Given problem: Single out the lines that include the word "History". Copy them.

Recorded data:
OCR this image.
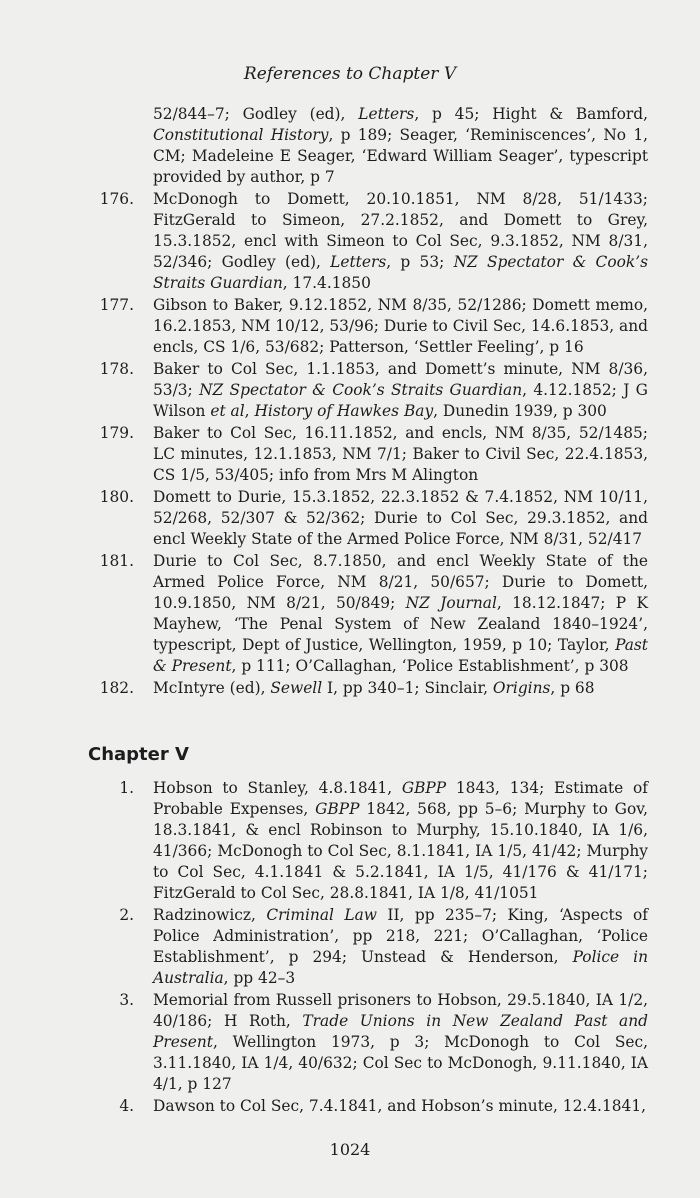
References to Chapter V

52/844–7; Godley (ed), Letters, p 45; Hight & Bamford, Constitutional History, p 189; Seager, ‘Reminiscences’, No 1, CM; Madeleine E Seager, ‘Edward William Seager’, typescript provided by author, p 7

176. McDonogh to Domett, 20.10.1851, NM 8/28, 51/1433; FitzGerald to Simeon, 27.2.1852, and Domett to Grey, 15.3.1852, encl with Simeon to Col Sec, 9.3.1852, NM 8/31, 52/346; Godley (ed), Letters, p 53; NZ Spectator & Cook’s Straits Guardian, 17.4.1850

177. Gibson to Baker, 9.12.1852, NM 8/35, 52/1286; Domett memo, 16.2.1853, NM 10/12, 53/96; Durie to Civil Sec, 14.6.1853, and encls, CS 1/6, 53/682; Patterson, ‘Settler Feeling’, p 16

178. Baker to Col Sec, 1.1.1853, and Domett’s minute, NM 8/36, 53/3; NZ Spectator & Cook’s Straits Guardian, 4.12.1852; J G Wilson et al, History of Hawkes Bay, Dunedin 1939, p 300

179. Baker to Col Sec, 16.11.1852, and encls, NM 8/35, 52/1485; LC minutes, 12.1.1853, NM 7/1; Baker to Civil Sec, 22.4.1853, CS 1/5, 53/405; info from Mrs M Alington

180. Domett to Durie, 15.3.1852, 22.3.1852 & 7.4.1852, NM 10/11, 52/268, 52/307 & 52/362; Durie to Col Sec, 29.3.1852, and encl Weekly State of the Armed Police Force, NM 8/31, 52/417

181. Durie to Col Sec, 8.7.1850, and encl Weekly State of the Armed Police Force, NM 8/21, 50/657; Durie to Domett, 10.9.1850, NM 8/21, 50/849; NZ Journal, 18.12.1847; P K Mayhew, ‘The Penal System of New Zealand 1840–1924’, typescript, Dept of Justice, Wellington, 1959, p 10; Taylor, Past & Present, p 111; O’Callaghan, ‘Police Establishment’, p 308

182. McIntyre (ed), Sewell I, pp 340–1; Sinclair, Origins, p 68

Chapter V

1. Hobson to Stanley, 4.8.1841, GBPP 1843, 134; Estimate of Probable Expenses, GBPP 1842, 568, pp 5–6; Murphy to Gov, 18.3.1841, & encl Robinson to Murphy, 15.10.1840, IA 1/6, 41/366; McDonogh to Col Sec, 8.1.1841, IA 1/5, 41/42; Murphy to Col Sec, 4.1.1841 & 5.2.1841, IA 1/5, 41/176 & 41/171; FitzGerald to Col Sec, 28.8.1841, IA 1/8, 41/1051

2. Radzinowicz, Criminal Law II, pp 235–7; King, ‘Aspects of Police Administration’, pp 218, 221; O’Callaghan, ‘Police Establishment’, p 294; Unstead & Henderson, Police in Australia, pp 42–3

3. Memorial from Russell prisoners to Hobson, 29.5.1840, IA 1/2, 40/186; H Roth, Trade Unions in New Zealand Past and Present, Wellington 1973, p 3; McDonogh to Col Sec, 3.11.1840, IA 1/4, 40/632; Col Sec to McDonogh, 9.11.1840, IA 4/1, p 127

4. Dawson to Col Sec, 7.4.1841, and Hobson’s minute, 12.4.1841,

1024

Output:
52/844–7; Godley (ed), Letters, p 45; Hight & Bamford, Constitutional History, p 189; Seager, ‘Reminiscences’, No 1, CM; Madeleine E Seager, ‘Edward William Seager’, typescript provided by author, p 7
178. Baker to Col Sec, 1.1.1853, and Domett’s minute, NM 8/36, 53/3; NZ Spectator & Cook’s Straits Guardian, 4.12.1852; J G Wilson et al, History of Hawkes Bay, Dunedin 1939, p 300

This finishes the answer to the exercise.